▸ **AIM**: Exactly repeat the material, dropping only the pictures.
----------------
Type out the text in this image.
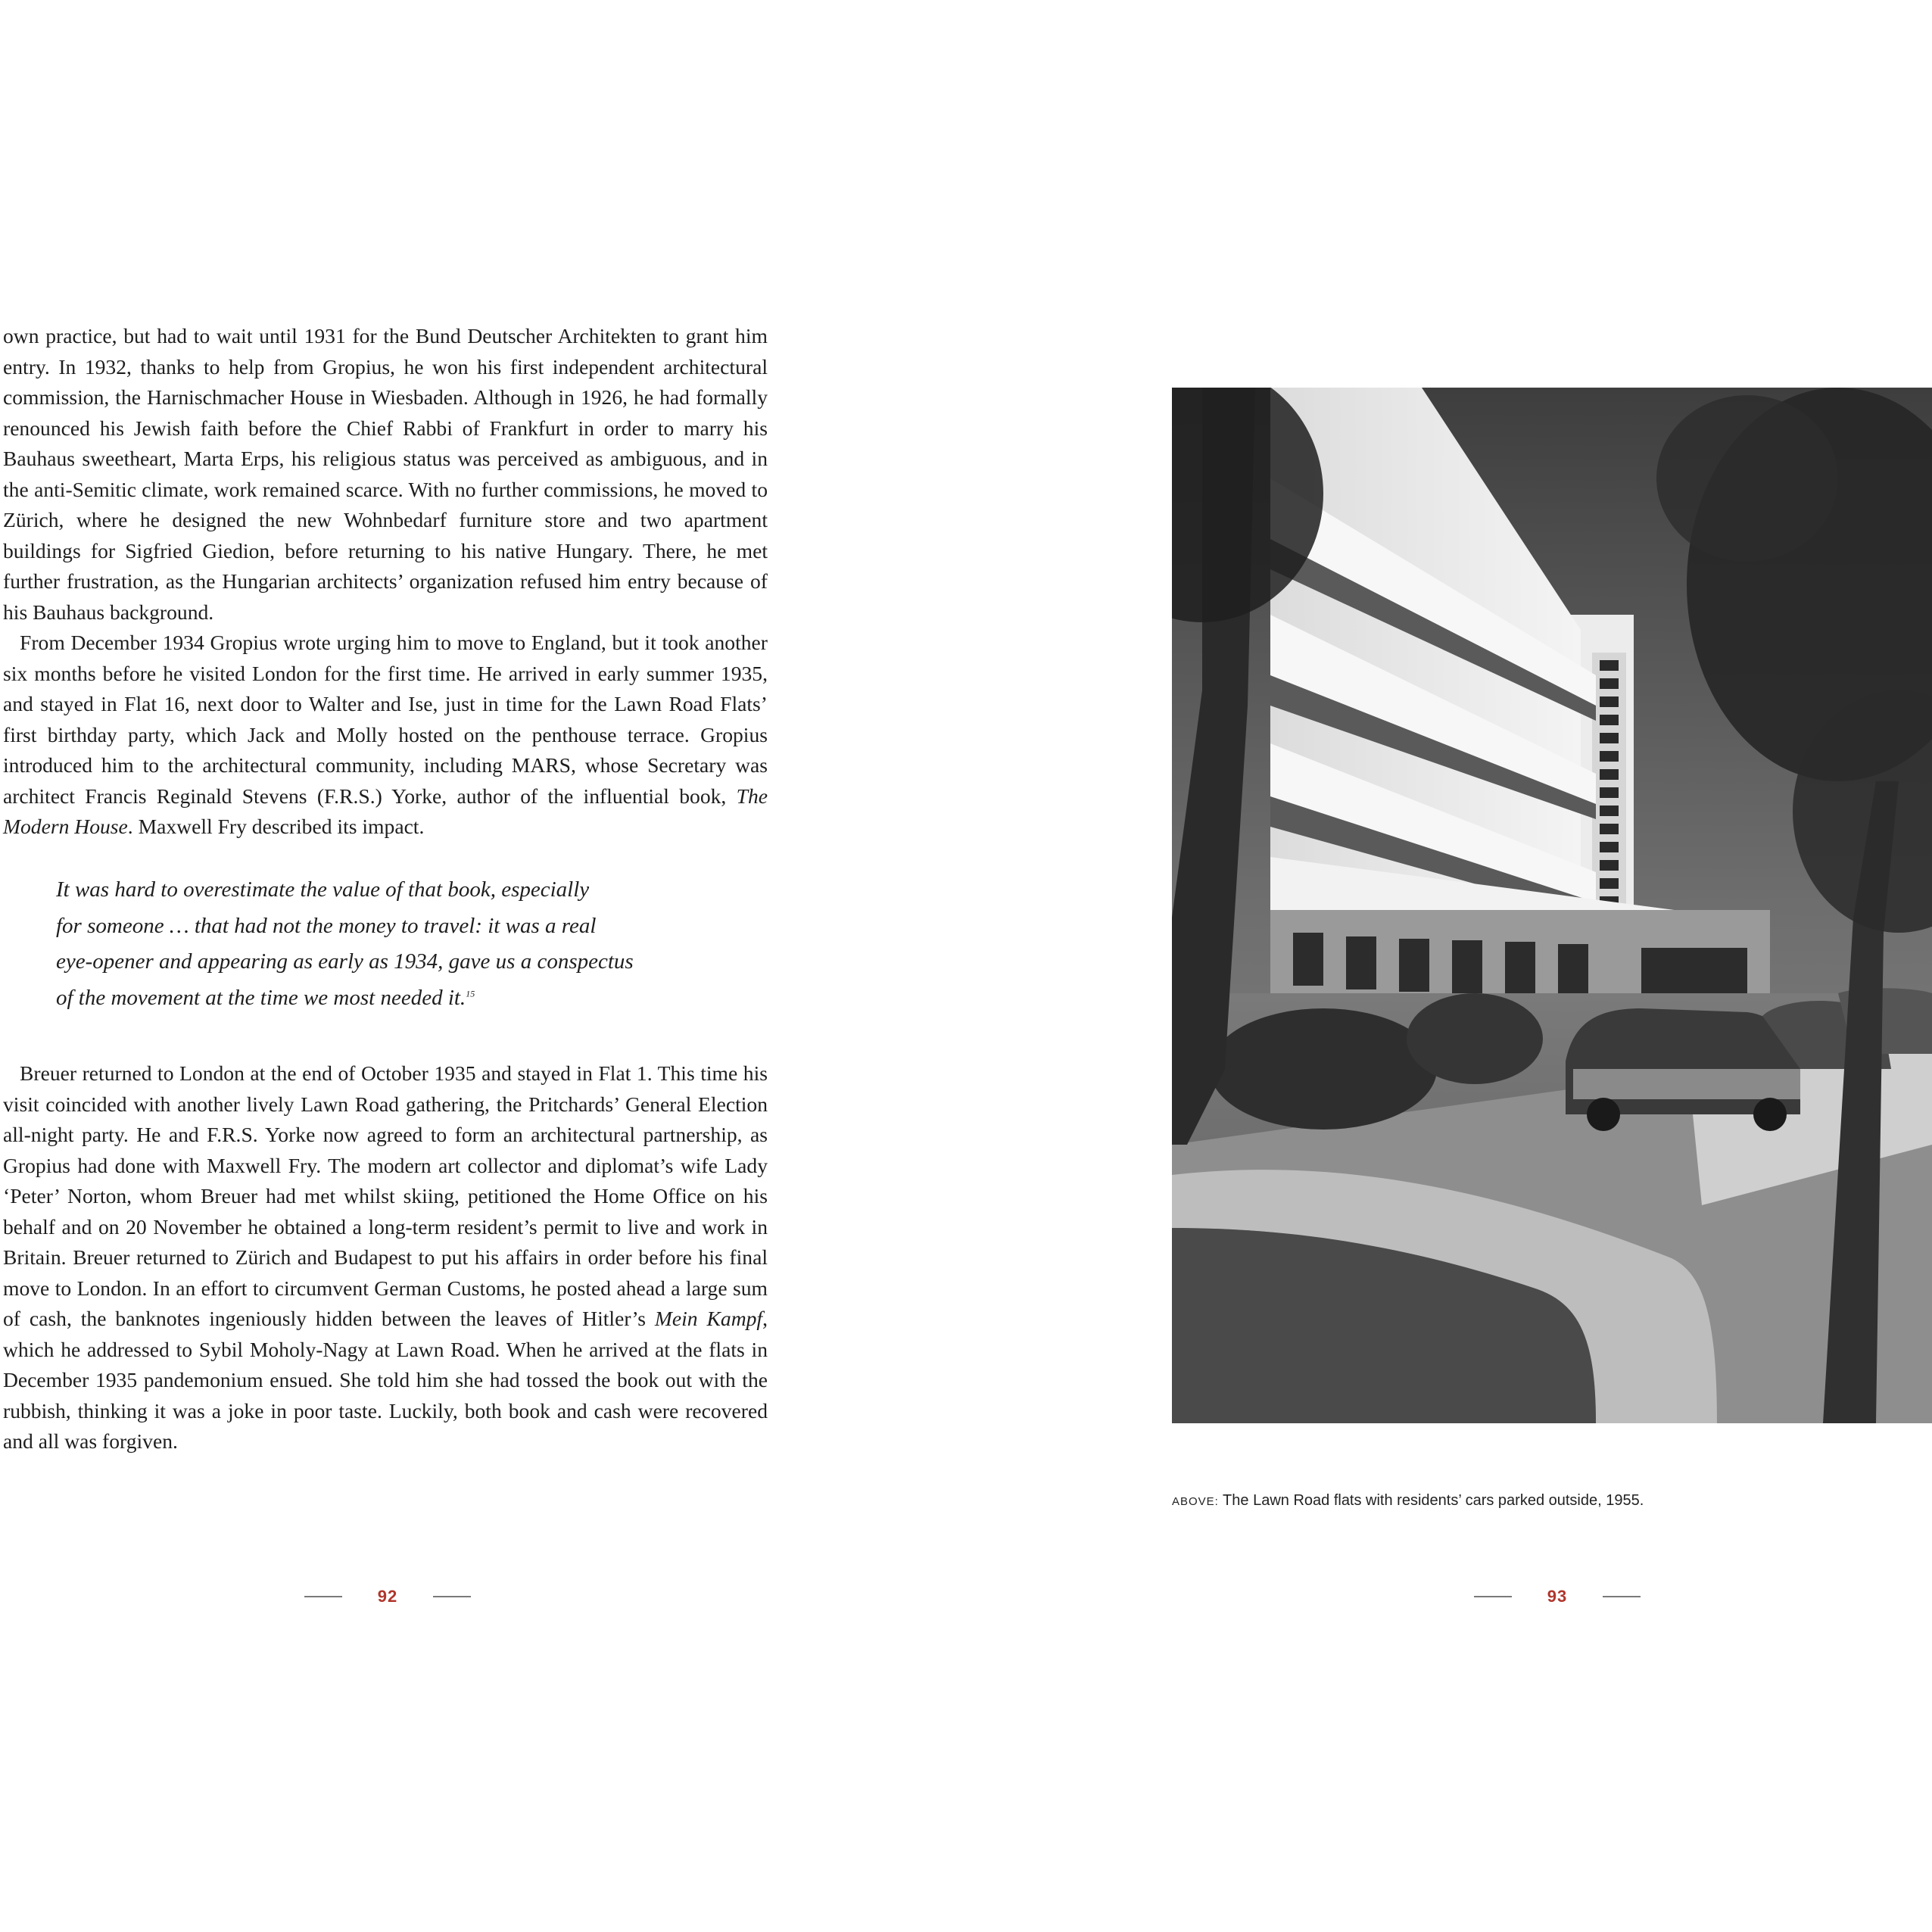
own practice, but had to wait until 1931 for the Bund Deutscher Architekten to grant him entry. In 1932, thanks to help from Gropius, he won his first independent architectural commission, the Harnischmacher House in Wiesbaden. Although in 1926, he had formally renounced his Jewish faith before the Chief Rabbi of Frankfurt in order to marry his Bauhaus sweetheart, Marta Erps, his religious status was perceived as ambiguous, and in the anti-Semitic climate, work remained scarce. With no further commissions, he moved to Zürich, where he designed the new Wohnbedarf furniture store and two apartment buildings for Sigfried Giedion, before returning to his native Hungary. There, he met further frustration, as the Hungarian architects’ organization refused him entry because of his Bauhaus background.

From December 1934 Gropius wrote urging him to move to England, but it took another six months before he visited London for the first time. He arrived in early summer 1935, and stayed in Flat 16, next door to Walter and Ise, just in time for the Lawn Road Flats’ first birthday party, which Jack and Molly hosted on the penthouse terrace. Gropius introduced him to the architectural community, including MARS, whose Secretary was architect Francis Reginald Stevens (F.R.S.) Yorke, author of the influential book, The Modern House. Maxwell Fry described its impact.

It was hard to overestimate the value of that book, especially
for someone … that had not the money to travel: it was a real
eye-opener and appearing as early as 1934, gave us a conspectus
of the movement at the time we most needed it.$^{15}$

Breuer returned to London at the end of October 1935 and stayed in Flat 1. This time his visit coincided with another lively Lawn Road gathering, the Pritchards’ General Election all-night party. He and F.R.S. Yorke now agreed to form an architectural partnership, as Gropius had done with Maxwell Fry. The modern art collector and diplomat’s wife Lady ‘Peter’ Norton, whom Breuer had met whilst skiing, petitioned the Home Office on his behalf and on 20 November he obtained a long-term resident’s permit to live and work in Britain. Breuer returned to Zürich and Budapest to put his affairs in order before his final move to London. In an effort to circumvent German Customs, he posted ahead a large sum of cash, the banknotes ingeniously hidden between the leaves of Hitler’s Mein Kampf, which he addressed to Sybil Moholy-Nagy at Lawn Road. When he arrived at the flats in December 1935 pandemonium ensued. She told him she had tossed the book out with the rubbish, thinking it was a joke in poor taste. Luckily, both book and cash were recovered and all was forgiven.

92
ABOVE: The Lawn Road flats with residents’ cars parked outside, 1955.
93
----------------
▸ **CORRECT OUTPUT**:
Type out the text in this image.
own practice, but had to wait until 1931 for the Bund Deutscher Architekten to grant him entry. In 1932, thanks to help from Gropius, he won his first independent architectural commission, the Harnischmacher House in Wiesbaden. Although in 1926, he had formally renounced his Jewish faith before the Chief Rabbi of Frankfurt in order to marry his Bauhaus sweetheart, Marta Erps, his religious status was perceived as ambiguous, and in the anti-Semitic climate, work remained scarce. With no further commissions, he moved to Zürich, where he designed the new Wohnbedarf furniture store and two apartment buildings for Sigfried Giedion, before returning to his native Hungary. There, he met further frustration, as the Hungarian architects’ organization refused him entry because of his Bauhaus background.

From December 1934 Gropius wrote urging him to move to England, but it took another six months before he visited London for the first time. He arrived in early summer 1935, and stayed in Flat 16, next door to Walter and Ise, just in time for the Lawn Road Flats’ first birthday party, which Jack and Molly hosted on the penthouse terrace. Gropius introduced him to the architectural community, including MARS, whose Secretary was architect Francis Reginald Stevens (F.R.S.) Yorke, author of the influential book, The Modern House. Maxwell Fry described its impact.

It was hard to overestimate the value of that book, especially
for someone … that had not the money to travel: it was a real
eye-opener and appearing as early as 1934, gave us a conspectus
of the movement at the time we most needed it.$^{15}$

Breuer returned to London at the end of October 1935 and stayed in Flat 1. This time his visit coincided with another lively Lawn Road gathering, the Pritchards’ General Election all-night party. He and F.R.S. Yorke now agreed to form an architectural partnership, as Gropius had done with Maxwell Fry. The modern art collector and diplomat’s wife Lady ‘Peter’ Norton, whom Breuer had met whilst skiing, petitioned the Home Office on his behalf and on 20 November he obtained a long-term resident’s permit to live and work in Britain. Breuer returned to Zürich and Budapest to put his affairs in order before his final move to London. In an effort to circumvent German Customs, he posted ahead a large sum of cash, the banknotes ingeniously hidden between the leaves of Hitler’s Mein Kampf, which he addressed to Sybil Moholy-Nagy at Lawn Road. When he arrived at the flats in December 1935 pandemonium ensued. She told him she had tossed the book out with the rubbish, thinking it was a joke in poor taste. Luckily, both book and cash were recovered and all was forgiven.

92
ABOVE: The Lawn Road flats with residents’ cars parked outside, 1955.
93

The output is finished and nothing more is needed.